• _Required work_: Look through the material below and count the lines with the string "荷塘月色". Report only the count.

• _Records to use_:
━━━

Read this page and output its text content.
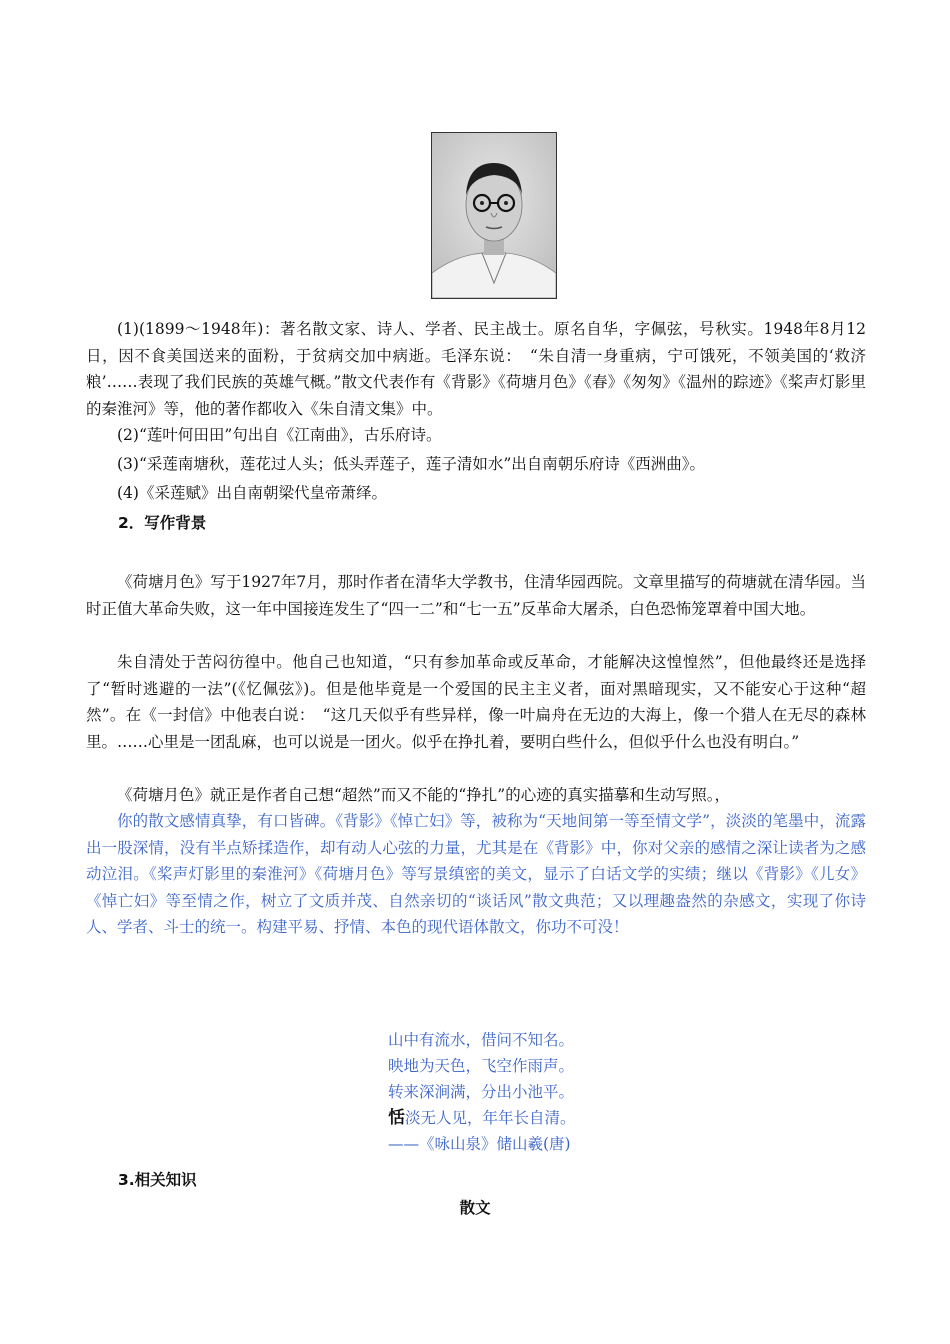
(1)(1899～1948年)：著名散文家、诗人、学者、民主战士。原名自华，字佩弦，号秋实。1948年8月12日，因不食美国送来的面粉，于贫病交加中病逝。毛泽东说：　“朱自清一身重病，宁可饿死，不领美国的‘救济粮’……表现了我们民族的英雄气概。”散文代表作有《背影》《荷塘月色》《春》《匆匆》《温州的踪迹》《桨声灯影里的秦淮河》等，他的著作都收入《朱自清文集》中。

(2)“莲叶何田田”句出自《江南曲》，古乐府诗。

(3)“采莲南塘秋，莲花过人头；低头弄莲子，莲子清如水”出自南朝乐府诗《西洲曲》。

(4)《采莲赋》出自南朝梁代皇帝萧绎。

2．写作背景

《荷塘月色》写于1927年7月，那时作者在清华大学教书，住清华园西院。文章里描写的荷塘就在清华园。当时正值大革命失败，这一年中国接连发生了“四一二”和“七一五”反革命大屠杀，白色恐怖笼罩着中国大地。

朱自清处于苦闷彷徨中。他自己也知道，“只有参加革命或反革命，才能解决这惶惶然”，但他最终还是选择了“暂时逃避的一法”(《忆佩弦》)。但是他毕竟是一个爱国的民主主义者，面对黑暗现实，又不能安心于这种“超然”。在《一封信》中他表白说：　“这几天似乎有些异样，像一叶扁舟在无边的大海上，像一个猎人在无尽的森林里。……心里是一团乱麻，也可以说是一团火。似乎在挣扎着，要明白些什么，但似乎什么也没有明白。”

《荷塘月色》就正是作者自己想“超然”而又不能的“挣扎”的心迹的真实描摹和生动写照。，

你的散文感情真挚，有口皆碑。《背影》《悼亡妇》等，被称为“天地间第一等至情文学”，淡淡的笔墨中，流露出一股深情，没有半点矫揉造作，却有动人心弦的力量，尤其是在《背影》中，你对父亲的感情之深让读者为之感动泣泪。《桨声灯影里的秦淮河》《荷塘月色》等写景缜密的美文，显示了白话文学的实绩；继以《背影》《儿女》《悼亡妇》等至情之作，树立了文质并茂、自然亲切的“谈话风”散文典范；又以理趣盎然的杂感文，实现了你诗人、学者、斗士的统一。构建平易、抒情、本色的现代语体散文，你功不可没！

山中有流水，借问不知名。
映地为天色，飞空作雨声。
转来深涧满，分出小池平。
恬淡无人见，年年长自清。
——《咏山泉》储山羲(唐)

3.相关知识

散文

━━━

• _Answer to the problem_: 4